WHAT THIS TASK INVOLVES -
Scan the data for "satisfaction" and copy the lines it appears in.
=-=-=-=-=
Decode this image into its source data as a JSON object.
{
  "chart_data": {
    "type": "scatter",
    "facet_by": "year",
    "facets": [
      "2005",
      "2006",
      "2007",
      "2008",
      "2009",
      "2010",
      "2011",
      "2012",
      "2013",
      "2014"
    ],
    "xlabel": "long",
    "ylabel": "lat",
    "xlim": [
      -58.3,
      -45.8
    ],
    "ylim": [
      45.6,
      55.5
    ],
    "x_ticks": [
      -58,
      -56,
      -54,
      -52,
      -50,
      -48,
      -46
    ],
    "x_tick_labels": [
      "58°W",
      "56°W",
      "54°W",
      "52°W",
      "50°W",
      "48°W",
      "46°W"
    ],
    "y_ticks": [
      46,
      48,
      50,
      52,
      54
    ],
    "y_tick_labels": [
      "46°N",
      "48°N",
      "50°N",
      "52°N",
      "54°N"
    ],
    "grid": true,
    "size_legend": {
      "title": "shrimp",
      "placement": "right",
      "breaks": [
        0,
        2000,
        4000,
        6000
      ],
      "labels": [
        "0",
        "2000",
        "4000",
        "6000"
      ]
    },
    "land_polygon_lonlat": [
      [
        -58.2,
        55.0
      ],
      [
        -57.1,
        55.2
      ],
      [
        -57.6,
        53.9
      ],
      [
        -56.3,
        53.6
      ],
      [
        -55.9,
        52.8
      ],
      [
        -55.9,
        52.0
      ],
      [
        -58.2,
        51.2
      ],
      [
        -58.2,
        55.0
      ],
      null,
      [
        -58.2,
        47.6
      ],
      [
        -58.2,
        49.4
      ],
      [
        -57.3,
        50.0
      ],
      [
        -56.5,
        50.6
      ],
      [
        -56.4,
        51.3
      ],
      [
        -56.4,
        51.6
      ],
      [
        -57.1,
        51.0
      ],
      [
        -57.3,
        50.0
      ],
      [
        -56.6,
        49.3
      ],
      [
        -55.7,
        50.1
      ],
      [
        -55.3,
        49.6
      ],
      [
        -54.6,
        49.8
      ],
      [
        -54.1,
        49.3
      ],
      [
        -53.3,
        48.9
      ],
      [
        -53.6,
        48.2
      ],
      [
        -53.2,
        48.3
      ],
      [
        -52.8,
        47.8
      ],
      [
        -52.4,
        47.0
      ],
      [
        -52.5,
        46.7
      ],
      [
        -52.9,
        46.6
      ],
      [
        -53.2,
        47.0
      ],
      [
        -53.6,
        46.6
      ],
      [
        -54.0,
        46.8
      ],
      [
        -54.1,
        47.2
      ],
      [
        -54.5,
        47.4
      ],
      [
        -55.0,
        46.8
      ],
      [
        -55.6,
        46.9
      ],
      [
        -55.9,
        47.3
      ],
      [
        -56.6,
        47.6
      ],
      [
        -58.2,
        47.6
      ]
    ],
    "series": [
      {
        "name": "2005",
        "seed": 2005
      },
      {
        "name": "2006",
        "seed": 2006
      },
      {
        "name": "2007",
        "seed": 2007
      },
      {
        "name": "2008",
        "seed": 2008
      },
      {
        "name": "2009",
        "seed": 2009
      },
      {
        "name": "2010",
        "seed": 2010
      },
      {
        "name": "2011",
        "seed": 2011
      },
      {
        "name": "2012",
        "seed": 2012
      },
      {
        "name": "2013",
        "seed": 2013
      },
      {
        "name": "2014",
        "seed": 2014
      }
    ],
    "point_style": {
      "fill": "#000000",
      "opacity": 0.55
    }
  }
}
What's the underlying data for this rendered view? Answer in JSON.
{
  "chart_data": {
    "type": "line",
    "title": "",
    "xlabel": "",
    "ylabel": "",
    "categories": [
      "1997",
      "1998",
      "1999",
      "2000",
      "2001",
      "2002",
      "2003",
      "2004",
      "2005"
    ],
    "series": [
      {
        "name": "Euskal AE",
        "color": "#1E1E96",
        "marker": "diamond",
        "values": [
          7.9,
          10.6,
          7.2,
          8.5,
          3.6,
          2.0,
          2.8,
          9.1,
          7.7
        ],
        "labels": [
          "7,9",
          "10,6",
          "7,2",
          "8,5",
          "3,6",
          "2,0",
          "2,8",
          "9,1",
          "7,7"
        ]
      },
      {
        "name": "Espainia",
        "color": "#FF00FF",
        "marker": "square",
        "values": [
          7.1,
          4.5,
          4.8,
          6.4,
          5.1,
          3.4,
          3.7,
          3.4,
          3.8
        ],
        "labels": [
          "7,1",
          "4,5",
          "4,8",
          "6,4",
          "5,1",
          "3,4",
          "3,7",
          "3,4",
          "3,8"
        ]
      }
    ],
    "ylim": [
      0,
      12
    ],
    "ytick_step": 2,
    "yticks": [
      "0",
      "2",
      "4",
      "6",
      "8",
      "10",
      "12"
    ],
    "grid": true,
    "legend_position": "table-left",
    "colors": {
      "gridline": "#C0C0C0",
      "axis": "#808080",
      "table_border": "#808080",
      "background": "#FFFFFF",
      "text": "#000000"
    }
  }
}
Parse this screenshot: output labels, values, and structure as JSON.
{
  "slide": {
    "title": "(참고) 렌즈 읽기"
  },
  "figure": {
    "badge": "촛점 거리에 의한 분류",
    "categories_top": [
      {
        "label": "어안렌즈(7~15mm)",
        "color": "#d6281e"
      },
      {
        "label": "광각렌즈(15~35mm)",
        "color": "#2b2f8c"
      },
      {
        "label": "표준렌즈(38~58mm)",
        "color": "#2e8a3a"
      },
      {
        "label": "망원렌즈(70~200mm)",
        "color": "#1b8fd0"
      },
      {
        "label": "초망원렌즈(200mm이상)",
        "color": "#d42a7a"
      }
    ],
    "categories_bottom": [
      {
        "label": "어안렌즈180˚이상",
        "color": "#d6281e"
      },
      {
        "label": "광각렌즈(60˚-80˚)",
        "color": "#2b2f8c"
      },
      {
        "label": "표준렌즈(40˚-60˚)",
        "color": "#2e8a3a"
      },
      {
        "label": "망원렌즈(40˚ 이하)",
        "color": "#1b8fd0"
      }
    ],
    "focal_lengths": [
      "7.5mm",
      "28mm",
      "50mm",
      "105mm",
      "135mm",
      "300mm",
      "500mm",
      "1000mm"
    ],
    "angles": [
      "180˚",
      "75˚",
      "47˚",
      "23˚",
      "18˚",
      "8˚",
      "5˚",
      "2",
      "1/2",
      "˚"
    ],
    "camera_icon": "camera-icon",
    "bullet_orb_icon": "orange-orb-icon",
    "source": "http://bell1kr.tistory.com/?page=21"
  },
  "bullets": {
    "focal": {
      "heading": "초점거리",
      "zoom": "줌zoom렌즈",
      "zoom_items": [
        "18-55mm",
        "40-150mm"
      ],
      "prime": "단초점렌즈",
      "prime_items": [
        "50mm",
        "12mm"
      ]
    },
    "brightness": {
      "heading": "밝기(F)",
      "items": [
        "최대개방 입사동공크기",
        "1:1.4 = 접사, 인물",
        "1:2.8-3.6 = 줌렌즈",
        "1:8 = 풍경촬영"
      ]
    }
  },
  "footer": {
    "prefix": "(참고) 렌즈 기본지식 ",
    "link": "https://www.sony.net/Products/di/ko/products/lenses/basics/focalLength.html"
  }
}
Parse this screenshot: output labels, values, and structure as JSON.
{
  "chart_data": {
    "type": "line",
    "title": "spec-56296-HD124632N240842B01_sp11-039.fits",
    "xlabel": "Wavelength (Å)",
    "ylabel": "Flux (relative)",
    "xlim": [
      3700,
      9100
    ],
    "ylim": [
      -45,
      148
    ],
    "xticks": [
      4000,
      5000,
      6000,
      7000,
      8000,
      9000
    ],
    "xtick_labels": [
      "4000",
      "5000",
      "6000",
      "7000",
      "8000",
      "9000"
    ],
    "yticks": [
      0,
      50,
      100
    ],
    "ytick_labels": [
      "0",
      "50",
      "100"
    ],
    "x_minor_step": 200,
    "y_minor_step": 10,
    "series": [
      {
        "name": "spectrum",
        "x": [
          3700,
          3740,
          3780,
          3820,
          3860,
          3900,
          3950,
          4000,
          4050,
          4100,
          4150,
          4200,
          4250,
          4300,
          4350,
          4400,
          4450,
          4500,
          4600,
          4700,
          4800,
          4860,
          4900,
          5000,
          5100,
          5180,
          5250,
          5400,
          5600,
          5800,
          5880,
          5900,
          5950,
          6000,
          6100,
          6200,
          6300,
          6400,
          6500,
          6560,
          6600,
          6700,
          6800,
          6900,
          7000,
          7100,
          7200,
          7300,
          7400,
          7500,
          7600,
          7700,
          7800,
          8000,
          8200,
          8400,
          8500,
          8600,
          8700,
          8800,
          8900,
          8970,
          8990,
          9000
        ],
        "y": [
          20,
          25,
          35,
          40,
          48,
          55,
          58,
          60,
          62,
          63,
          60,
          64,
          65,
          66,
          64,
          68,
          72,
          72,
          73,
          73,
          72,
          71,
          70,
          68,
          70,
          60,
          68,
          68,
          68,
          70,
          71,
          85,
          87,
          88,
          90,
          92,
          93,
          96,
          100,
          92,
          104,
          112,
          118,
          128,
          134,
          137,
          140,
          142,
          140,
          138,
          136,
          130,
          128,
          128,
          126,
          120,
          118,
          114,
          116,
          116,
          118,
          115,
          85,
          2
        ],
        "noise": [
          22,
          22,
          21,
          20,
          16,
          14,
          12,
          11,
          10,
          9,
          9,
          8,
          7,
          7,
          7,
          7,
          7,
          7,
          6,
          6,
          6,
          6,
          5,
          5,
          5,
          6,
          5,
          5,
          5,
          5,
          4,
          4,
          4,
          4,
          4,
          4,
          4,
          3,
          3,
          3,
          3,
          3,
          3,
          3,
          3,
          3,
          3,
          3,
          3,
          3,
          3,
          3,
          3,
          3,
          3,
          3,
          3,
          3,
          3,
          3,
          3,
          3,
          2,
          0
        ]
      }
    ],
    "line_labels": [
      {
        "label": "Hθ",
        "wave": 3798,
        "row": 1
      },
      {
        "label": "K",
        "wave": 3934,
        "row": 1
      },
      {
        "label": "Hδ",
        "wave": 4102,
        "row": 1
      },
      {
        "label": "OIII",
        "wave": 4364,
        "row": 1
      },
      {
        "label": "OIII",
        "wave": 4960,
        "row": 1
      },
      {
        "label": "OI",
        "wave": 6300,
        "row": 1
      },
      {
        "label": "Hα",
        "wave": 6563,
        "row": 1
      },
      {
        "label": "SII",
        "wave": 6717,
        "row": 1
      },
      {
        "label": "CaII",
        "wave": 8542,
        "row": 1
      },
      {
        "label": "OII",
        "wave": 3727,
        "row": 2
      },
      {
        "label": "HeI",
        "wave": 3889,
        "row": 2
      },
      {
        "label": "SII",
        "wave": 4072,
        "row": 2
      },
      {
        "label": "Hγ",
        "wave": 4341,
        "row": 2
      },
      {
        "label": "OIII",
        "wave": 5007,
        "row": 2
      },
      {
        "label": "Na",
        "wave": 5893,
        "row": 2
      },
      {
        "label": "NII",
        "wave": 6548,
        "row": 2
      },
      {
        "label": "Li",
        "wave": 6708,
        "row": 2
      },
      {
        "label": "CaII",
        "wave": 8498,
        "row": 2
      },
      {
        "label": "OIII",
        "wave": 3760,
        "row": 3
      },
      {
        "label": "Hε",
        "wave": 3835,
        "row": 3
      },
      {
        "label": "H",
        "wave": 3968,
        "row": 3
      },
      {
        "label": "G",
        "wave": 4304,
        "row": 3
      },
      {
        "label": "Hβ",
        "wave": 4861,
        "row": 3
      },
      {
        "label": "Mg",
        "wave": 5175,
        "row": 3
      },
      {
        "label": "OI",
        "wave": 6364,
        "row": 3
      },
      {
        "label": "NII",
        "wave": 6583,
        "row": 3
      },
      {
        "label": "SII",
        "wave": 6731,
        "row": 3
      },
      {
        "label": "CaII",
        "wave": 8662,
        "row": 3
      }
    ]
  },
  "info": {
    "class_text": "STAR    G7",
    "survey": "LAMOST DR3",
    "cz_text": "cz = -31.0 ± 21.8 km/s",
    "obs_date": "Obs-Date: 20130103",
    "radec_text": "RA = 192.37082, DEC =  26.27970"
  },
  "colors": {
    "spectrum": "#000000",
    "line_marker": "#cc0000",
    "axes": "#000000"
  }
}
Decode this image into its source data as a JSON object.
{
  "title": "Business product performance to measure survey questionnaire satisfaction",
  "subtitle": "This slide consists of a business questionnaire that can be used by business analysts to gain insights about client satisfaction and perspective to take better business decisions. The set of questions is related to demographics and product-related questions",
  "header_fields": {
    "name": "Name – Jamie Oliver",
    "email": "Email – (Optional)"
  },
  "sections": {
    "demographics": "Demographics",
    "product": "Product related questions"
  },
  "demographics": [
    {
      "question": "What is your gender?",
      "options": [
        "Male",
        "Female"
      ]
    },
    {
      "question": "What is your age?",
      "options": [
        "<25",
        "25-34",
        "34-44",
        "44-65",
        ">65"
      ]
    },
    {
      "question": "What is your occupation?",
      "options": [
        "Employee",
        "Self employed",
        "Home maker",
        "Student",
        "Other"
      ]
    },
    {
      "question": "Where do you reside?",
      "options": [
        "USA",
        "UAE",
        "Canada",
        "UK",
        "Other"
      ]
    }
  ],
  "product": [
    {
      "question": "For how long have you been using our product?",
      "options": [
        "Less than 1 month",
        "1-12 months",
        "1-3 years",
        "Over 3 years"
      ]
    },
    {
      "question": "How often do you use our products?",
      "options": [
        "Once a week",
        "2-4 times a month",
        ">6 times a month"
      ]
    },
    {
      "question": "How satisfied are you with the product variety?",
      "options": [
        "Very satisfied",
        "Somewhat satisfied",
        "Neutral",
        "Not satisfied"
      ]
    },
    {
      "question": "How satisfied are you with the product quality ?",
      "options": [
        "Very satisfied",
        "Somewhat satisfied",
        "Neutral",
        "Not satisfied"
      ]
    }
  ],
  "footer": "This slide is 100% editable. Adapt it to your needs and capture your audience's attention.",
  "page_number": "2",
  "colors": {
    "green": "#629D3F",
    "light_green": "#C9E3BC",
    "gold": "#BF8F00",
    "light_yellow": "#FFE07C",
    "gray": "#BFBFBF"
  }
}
=-=-=-=-=
OUTPUT -
  "title": "Business product performance to measure survey questionnaire satisfaction",
  "subtitle": "This slide consists of a business questionnaire that can be used by business analysts to gain insights about client satisfaction and perspective to take better business decisions. The set of questions is related to demographics and product-related questions",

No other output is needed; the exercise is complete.